— START LISTING —

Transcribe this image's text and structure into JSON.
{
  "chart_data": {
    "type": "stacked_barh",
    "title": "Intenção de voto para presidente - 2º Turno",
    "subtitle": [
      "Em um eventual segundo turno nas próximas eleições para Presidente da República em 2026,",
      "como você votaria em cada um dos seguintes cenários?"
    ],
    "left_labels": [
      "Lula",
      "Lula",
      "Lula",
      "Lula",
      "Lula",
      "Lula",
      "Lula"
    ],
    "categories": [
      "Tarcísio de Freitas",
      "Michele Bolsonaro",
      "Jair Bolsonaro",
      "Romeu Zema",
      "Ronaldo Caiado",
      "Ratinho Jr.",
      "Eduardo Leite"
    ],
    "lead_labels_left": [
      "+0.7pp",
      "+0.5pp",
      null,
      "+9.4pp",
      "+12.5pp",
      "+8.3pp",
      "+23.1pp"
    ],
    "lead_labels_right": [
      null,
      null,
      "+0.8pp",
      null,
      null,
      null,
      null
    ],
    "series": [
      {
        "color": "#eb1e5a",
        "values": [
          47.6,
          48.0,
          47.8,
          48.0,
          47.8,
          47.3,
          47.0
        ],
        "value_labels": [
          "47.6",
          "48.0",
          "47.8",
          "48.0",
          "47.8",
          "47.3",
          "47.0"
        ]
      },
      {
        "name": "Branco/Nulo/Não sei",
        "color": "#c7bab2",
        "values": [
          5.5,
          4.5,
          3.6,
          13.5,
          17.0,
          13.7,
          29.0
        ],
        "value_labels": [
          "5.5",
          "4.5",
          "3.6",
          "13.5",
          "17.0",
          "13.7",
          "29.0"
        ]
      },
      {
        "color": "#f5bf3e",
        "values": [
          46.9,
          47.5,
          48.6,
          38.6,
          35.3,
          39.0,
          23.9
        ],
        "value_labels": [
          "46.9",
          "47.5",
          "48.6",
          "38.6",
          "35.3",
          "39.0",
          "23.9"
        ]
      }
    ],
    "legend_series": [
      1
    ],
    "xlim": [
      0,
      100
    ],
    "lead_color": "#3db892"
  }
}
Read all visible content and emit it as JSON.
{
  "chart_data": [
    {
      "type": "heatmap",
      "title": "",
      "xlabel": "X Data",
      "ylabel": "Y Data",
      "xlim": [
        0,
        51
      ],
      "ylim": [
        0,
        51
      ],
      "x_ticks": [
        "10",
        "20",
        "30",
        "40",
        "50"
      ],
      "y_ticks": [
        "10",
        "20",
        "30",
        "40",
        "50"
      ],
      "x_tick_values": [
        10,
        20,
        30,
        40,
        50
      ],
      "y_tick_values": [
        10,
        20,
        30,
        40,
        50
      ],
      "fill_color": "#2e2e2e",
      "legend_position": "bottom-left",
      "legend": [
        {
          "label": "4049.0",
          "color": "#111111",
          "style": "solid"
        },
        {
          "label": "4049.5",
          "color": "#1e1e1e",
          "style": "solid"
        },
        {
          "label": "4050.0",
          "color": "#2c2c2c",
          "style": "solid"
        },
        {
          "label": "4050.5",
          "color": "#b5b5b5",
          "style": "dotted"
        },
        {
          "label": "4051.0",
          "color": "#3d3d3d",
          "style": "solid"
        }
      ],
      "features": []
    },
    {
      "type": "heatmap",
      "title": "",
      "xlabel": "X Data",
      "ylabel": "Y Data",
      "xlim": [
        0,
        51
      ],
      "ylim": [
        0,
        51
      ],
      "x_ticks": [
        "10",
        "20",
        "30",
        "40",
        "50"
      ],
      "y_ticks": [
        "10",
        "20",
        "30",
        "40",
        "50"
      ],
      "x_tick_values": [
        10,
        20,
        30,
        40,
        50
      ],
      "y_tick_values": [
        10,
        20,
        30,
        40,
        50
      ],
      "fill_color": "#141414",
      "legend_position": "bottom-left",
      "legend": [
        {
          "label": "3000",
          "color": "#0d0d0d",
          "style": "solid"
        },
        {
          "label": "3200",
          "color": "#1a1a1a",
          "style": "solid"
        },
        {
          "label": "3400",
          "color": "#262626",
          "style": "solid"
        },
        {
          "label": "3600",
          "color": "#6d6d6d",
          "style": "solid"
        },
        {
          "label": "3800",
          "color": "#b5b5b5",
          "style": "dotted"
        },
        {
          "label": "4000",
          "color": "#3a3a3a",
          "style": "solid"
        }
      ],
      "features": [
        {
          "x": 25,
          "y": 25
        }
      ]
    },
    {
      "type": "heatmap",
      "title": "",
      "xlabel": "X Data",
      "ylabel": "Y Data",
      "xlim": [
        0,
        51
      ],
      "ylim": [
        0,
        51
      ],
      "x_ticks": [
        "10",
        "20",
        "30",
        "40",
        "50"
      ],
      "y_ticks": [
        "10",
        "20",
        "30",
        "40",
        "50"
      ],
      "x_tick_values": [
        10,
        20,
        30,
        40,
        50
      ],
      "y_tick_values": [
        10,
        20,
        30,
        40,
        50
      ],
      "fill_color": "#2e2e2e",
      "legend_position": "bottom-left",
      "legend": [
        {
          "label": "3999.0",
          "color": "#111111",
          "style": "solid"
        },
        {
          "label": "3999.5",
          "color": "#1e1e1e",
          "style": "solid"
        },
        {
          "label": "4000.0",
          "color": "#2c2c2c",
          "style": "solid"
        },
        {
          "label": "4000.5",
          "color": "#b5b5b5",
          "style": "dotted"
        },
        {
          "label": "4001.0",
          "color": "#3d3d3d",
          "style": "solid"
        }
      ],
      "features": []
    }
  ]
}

— END LISTING —

# WHAT TO DO
Set down the entries verbatim, leaving none out.

# THE RESPONSE
Transcribe this image's text and structure into JSON.
{
  "chart_data": {
    "type": "stacked_barh",
    "title": "Intenção de voto para presidente - 2º Turno",
    "subtitle": [
      "Em um eventual segundo turno nas próximas eleições para Presidente da República em 2026,",
      "como você votaria em cada um dos seguintes cenários?"
    ],
    "left_labels": [
      "Lula",
      "Lula",
      "Lula",
      "Lula",
      "Lula",
      "Lula",
      "Lula"
    ],
    "categories": [
      "Tarcísio de Freitas",
      "Michele Bolsonaro",
      "Jair Bolsonaro",
      "Romeu Zema",
      "Ronaldo Caiado",
      "Ratinho Jr.",
      "Eduardo Leite"
    ],
    "lead_labels_left": [
      "+0.7pp",
      "+0.5pp",
      null,
      "+9.4pp",
      "+12.5pp",
      "+8.3pp",
      "+23.1pp"
    ],
    "lead_labels_right": [
      null,
      null,
      "+0.8pp",
      null,
      null,
      null,
      null
    ],
    "series": [
      {
        "color": "#eb1e5a",
        "values": [
          47.6,
          48.0,
          47.8,
          48.0,
          47.8,
          47.3,
          47.0
        ],
        "value_labels": [
          "47.6",
          "48.0",
          "47.8",
          "48.0",
          "47.8",
          "47.3",
          "47.0"
        ]
      },
      {
        "name": "Branco/Nulo/Não sei",
        "color": "#c7bab2",
        "values": [
          5.5,
          4.5,
          3.6,
          13.5,
          17.0,
          13.7,
          29.0
        ],
        "value_labels": [
          "5.5",
          "4.5",
          "3.6",
          "13.5",
          "17.0",
          "13.7",
          "29.0"
        ]
      },
      {
        "color": "#f5bf3e",
        "values": [
          46.9,
          47.5,
          48.6,
          38.6,
          35.3,
          39.0,
          23.9
        ],
        "value_labels": [
          "46.9",
          "47.5",
          "48.6",
          "38.6",
          "35.3",
          "39.0",
          "23.9"
        ]
      }
    ],
    "legend_series": [
      1
    ],
    "xlim": [
      0,
      100
    ],
    "lead_color": "#3db892"
  }
}
Read all visible content and emit it as JSON.
{
  "chart_data": [
    {
      "type": "heatmap",
      "title": "",
      "xlabel": "X Data",
      "ylabel": "Y Data",
      "xlim": [
        0,
        51
      ],
      "ylim": [
        0,
        51
      ],
      "x_ticks": [
        "10",
        "20",
        "30",
        "40",
        "50"
      ],
      "y_ticks": [
        "10",
        "20",
        "30",
        "40",
        "50"
      ],
      "x_tick_values": [
        10,
        20,
        30,
        40,
        50
      ],
      "y_tick_values": [
        10,
        20,
        30,
        40,
        50
      ],
      "fill_color": "#2e2e2e",
      "legend_position": "bottom-left",
      "legend": [
        {
          "label": "4049.0",
          "color": "#111111",
          "style": "solid"
        },
        {
          "label": "4049.5",
          "color": "#1e1e1e",
          "style": "solid"
        },
        {
          "label": "4050.0",
          "color": "#2c2c2c",
          "style": "solid"
        },
        {
          "label": "4050.5",
          "color": "#b5b5b5",
          "style": "dotted"
        },
        {
          "label": "4051.0",
          "color": "#3d3d3d",
          "style": "solid"
        }
      ],
      "features": []
    },
    {
      "type": "heatmap",
      "title": "",
      "xlabel": "X Data",
      "ylabel": "Y Data",
      "xlim": [
        0,
        51
      ],
      "ylim": [
        0,
        51
      ],
      "x_ticks": [
        "10",
        "20",
        "30",
        "40",
        "50"
      ],
      "y_ticks": [
        "10",
        "20",
        "30",
        "40",
        "50"
      ],
      "x_tick_values": [
        10,
        20,
        30,
        40,
        50
      ],
      "y_tick_values": [
        10,
        20,
        30,
        40,
        50
      ],
      "fill_color": "#141414",
      "legend_position": "bottom-left",
      "legend": [
        {
          "label": "3000",
          "color": "#0d0d0d",
          "style": "solid"
        },
        {
          "label": "3200",
          "color": "#1a1a1a",
          "style": "solid"
        },
        {
          "label": "3400",
          "color": "#262626",
          "style": "solid"
        },
        {
          "label": "3600",
          "color": "#6d6d6d",
          "style": "solid"
        },
        {
          "label": "3800",
          "color": "#b5b5b5",
          "style": "dotted"
        },
        {
          "label": "4000",
          "color": "#3a3a3a",
          "style": "solid"
        }
      ],
      "features": [
        {
          "x": 25,
          "y": 25
        }
      ]
    },
    {
      "type": "heatmap",
      "title": "",
      "xlabel": "X Data",
      "ylabel": "Y Data",
      "xlim": [
        0,
        51
      ],
      "ylim": [
        0,
        51
      ],
      "x_ticks": [
        "10",
        "20",
        "30",
        "40",
        "50"
      ],
      "y_ticks": [
        "10",
        "20",
        "30",
        "40",
        "50"
      ],
      "x_tick_values": [
        10,
        20,
        30,
        40,
        50
      ],
      "y_tick_values": [
        10,
        20,
        30,
        40,
        50
      ],
      "fill_color": "#2e2e2e",
      "legend_position": "bottom-left",
      "legend": [
        {
          "label": "3999.0",
          "color": "#111111",
          "style": "solid"
        },
        {
          "label": "3999.5",
          "color": "#1e1e1e",
          "style": "solid"
        },
        {
          "label": "4000.0",
          "color": "#2c2c2c",
          "style": "solid"
        },
        {
          "label": "4000.5",
          "color": "#b5b5b5",
          "style": "dotted"
        },
        {
          "label": "4001.0",
          "color": "#3d3d3d",
          "style": "solid"
        }
      ],
      "features": []
    }
  ]
}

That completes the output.